PROBLEM TO WORK ON
Find each line containing the string "name". Copy it.
-- START GIVEN DATA --
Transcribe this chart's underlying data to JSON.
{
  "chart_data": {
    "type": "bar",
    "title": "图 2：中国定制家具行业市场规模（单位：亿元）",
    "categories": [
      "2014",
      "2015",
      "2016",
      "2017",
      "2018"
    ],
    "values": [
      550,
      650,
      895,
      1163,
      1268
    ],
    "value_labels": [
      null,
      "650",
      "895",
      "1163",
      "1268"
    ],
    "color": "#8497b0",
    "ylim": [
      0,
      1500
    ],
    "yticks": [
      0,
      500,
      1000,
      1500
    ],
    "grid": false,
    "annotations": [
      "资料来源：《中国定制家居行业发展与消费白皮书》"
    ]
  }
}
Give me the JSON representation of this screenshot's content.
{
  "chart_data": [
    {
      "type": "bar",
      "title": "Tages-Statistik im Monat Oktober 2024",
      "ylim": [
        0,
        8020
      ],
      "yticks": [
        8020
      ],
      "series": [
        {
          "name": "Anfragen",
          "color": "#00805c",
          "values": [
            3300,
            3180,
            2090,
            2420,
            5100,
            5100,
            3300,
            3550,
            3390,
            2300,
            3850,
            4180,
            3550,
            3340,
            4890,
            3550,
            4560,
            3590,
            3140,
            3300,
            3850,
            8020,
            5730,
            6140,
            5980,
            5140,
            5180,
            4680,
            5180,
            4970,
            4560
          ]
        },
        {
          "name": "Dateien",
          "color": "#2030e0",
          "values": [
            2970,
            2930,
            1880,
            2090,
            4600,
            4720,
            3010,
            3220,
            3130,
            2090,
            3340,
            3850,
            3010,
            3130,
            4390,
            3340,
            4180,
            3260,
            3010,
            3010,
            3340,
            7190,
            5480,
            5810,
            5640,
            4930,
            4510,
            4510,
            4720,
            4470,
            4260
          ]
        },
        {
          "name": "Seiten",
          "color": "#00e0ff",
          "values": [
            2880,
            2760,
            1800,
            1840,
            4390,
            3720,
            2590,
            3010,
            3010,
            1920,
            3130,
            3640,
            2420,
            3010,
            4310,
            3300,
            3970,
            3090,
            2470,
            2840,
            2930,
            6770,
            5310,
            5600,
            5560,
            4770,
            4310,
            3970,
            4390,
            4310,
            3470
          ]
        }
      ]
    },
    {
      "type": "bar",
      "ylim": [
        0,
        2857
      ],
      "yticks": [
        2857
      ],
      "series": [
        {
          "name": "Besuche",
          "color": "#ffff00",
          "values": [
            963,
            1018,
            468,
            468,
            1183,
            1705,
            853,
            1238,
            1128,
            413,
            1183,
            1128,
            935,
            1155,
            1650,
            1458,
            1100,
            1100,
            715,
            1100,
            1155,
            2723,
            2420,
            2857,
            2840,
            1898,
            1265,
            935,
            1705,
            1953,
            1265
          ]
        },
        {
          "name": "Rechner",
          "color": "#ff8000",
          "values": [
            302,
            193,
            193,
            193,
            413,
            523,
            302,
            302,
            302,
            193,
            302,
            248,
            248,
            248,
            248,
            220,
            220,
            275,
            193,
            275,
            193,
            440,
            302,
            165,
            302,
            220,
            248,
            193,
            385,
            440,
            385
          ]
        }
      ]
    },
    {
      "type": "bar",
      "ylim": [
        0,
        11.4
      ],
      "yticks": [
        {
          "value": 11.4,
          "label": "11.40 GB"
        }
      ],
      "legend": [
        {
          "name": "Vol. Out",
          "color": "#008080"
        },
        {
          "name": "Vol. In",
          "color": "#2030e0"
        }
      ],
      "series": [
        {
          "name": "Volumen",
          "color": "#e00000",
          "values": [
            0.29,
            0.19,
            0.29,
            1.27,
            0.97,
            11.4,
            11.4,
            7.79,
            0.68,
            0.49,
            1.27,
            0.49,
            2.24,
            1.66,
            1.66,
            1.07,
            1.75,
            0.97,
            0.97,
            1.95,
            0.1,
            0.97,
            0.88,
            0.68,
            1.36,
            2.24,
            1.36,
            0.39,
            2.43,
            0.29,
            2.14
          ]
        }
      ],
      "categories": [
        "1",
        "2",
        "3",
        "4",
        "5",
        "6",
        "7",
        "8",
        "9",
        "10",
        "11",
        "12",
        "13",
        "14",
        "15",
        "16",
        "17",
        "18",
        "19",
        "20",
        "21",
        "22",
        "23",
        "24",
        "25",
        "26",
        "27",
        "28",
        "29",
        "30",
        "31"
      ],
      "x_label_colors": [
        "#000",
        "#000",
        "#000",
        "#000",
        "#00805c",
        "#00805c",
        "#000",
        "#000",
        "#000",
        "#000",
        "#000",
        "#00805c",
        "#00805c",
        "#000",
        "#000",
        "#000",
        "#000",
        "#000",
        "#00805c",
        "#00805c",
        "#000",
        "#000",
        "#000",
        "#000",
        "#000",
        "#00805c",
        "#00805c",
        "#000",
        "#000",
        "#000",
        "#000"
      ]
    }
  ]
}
-- END GIVEN DATA --
EXPECTED ANSWER
          "name": "Anfragen",
          "name": "Dateien",
          "name": "Seiten",
          "name": "Besuche",
          "name": "Rechner",
          "name": "Vol. Out",
          "name": "Vol. In",
          "name": "Volumen",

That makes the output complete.